Fig. 40.—Gordius aquaticus, natural size.
The Mermis is especially found after a heavy shower; some kinds of Filaria are also more common when it rains. Under the title of “Notes on the Appearance of Worms after a Shower of Rain,” I communicated to the Academy of Belgium some observations on these creatures, and these observations were recorded in the bulletins.
Some years ago they brought me one morning, after a shower of rain, a quantity of worms, four or five inches
in length, very thin, and twisted round each other, which had been collected in the morning, on the flower borders of several gardens within the city. It was thought that there had been a shower of worms in the night.
There was not one male worm among three hundred; all were full of eggs, and the young ones were already wriggling about within them.
Whence come they? said I, in my article. Have they fallen from the sky completely formed? It is evident that they have not been developed on the ground where they have been found; it is not less evident that they appeared suddenly on the borders. Did they come from within the bodies of certain insects which they have quitted, on account of the rain which had fallen? These worms, in fact, had completed their parasitical stage in the bodies of their hosts, and the great drought which had continued for many weeks prevented their resuming their first course of existence. It was the sudden emancipation of so many worms at once which had attracted the attention of gardeners: earwigs, cockchafers, and many other insects give them shelter during the time of this strange gestation.
--------
■ REQUIREMENT 1: How would you translate this sentence from the passage about worms after rain into Spanish: "There was not one male worm among three hundred; all were full of eggs, and the young ones were already wriggling about within them."
■ REQUIREMENT 2: Can you carry on the passage about worms after rain, starting after its last sentence?

Page layout parsing data:
--------
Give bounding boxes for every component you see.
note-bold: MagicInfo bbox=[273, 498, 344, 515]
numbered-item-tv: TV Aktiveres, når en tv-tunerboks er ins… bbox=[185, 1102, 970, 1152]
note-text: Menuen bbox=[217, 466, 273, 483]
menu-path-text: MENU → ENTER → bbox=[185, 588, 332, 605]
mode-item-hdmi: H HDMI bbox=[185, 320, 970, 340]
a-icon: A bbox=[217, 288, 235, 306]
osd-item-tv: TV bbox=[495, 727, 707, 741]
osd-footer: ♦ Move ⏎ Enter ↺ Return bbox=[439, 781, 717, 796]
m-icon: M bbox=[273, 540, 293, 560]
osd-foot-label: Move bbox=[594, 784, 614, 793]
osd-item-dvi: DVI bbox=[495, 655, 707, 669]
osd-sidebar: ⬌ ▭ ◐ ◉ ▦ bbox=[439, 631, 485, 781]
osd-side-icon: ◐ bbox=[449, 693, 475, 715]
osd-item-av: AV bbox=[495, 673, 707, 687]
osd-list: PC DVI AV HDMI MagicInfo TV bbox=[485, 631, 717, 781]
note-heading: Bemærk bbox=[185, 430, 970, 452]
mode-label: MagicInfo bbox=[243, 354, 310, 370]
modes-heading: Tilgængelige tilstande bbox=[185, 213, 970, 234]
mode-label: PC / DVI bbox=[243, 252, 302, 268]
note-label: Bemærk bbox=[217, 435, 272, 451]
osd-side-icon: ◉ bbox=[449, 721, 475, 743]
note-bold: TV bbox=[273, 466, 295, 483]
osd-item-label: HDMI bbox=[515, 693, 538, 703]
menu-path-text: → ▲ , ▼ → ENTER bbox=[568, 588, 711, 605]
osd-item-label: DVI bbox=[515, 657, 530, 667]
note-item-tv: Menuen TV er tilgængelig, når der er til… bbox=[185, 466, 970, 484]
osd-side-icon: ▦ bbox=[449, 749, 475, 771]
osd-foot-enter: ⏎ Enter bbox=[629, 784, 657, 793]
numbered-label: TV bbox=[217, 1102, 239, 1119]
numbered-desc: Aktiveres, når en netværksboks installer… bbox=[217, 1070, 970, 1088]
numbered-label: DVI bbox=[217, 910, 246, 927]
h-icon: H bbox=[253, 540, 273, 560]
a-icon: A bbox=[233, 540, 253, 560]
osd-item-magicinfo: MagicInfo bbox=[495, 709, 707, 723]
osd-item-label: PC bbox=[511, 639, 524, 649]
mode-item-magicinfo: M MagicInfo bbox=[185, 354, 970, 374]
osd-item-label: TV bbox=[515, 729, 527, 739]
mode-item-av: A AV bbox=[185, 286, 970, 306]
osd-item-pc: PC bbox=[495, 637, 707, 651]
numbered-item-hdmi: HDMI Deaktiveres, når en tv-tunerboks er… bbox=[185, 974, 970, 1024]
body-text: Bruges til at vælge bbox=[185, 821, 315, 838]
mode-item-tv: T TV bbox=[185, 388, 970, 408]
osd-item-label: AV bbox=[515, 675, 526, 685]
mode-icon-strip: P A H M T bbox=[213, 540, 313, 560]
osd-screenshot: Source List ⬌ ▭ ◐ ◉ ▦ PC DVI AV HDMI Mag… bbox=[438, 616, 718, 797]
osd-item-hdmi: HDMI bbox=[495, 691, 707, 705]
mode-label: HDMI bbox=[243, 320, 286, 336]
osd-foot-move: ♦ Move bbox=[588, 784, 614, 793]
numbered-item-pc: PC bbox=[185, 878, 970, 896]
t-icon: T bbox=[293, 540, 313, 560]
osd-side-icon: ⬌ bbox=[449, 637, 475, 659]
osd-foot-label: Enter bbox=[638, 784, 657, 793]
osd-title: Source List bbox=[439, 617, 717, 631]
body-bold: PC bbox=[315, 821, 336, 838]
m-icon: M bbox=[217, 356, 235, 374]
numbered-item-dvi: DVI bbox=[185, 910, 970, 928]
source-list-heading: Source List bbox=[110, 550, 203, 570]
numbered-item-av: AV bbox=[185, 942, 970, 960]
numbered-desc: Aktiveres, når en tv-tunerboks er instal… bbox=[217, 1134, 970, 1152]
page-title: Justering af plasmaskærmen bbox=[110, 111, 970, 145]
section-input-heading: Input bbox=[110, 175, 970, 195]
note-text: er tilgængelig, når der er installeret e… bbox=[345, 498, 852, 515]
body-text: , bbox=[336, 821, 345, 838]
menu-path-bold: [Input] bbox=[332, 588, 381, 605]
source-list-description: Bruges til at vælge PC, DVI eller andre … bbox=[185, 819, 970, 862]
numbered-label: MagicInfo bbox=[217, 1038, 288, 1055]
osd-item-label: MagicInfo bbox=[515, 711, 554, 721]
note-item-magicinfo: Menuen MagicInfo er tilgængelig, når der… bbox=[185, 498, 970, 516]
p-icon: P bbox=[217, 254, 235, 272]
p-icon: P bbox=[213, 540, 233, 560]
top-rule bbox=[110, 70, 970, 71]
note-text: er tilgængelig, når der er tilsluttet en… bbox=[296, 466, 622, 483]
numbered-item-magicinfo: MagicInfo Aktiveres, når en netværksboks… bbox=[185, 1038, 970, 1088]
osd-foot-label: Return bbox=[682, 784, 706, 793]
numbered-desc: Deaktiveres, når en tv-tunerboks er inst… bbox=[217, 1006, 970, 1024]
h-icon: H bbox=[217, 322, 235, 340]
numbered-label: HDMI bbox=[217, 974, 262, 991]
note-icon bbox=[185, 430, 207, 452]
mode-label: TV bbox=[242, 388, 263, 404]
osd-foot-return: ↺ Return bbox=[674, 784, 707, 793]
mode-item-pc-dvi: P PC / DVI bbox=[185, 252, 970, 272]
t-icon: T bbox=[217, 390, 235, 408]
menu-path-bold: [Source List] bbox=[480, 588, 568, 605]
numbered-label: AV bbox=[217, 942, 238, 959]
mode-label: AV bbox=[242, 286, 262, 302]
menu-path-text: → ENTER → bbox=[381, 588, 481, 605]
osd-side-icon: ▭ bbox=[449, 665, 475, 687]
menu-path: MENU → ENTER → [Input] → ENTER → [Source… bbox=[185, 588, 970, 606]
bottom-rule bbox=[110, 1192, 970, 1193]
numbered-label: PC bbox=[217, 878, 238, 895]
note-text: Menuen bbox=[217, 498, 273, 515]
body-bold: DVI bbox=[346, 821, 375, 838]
--------
■ TASK OUTPUT 1: No había ni un solo gusano macho entre trescientos; todos estaban llenos de huevos, y las crías ya se retorcían dentro de ellos.

■ TASK OUTPUT 2:
It is known, by the observations of Siebold, that the eggs of the Mermis, laid during the winter, produce in the following spring embryos which live in damp earth. They immediately seek the larvæ of insects, perforate their skin, and develop themselves there without becoming encysted. After this, they again pass through the skin of their host, return to the damp earth, where they change their skin, are fecundated, and lay eggs. The larvæ of Mermis albicans especially resort to caterpillars,
or the larvæ of the coleoptera, orthoptera, or diptera, and even to a mollusc, the Succinea amphibia.
Professor Meissner, and more especially Dr. Grenacher, professor at Göttingen, have made known to us the structure of the Gordius. The Gordius bifurcus produces embryos at the end of a month; these embryos perforate their shell by means of their beak, become free in the damp earth, and introduce themselves through the skin into the perigastric cavity of certain larvæ. The sexual worm again becomes free. If we may believe Mons. Villot, who has made recent observations on the Mermis and the Gordius, the latter alone pass through complete metamorphoses; they assume three different forms, and change their habitation three times. Their first abode must be in the water, or in the larva of a dipterous insect, as a free embryo; the second in the larval state, in the intestines of a fish; and the third, like the first, in a sexual state.
To judge by some specimens of gordius brought from India, these curious parasites exist not in Europe only; they have been found in different parts of the world, and they lead everywhere the same kind of life.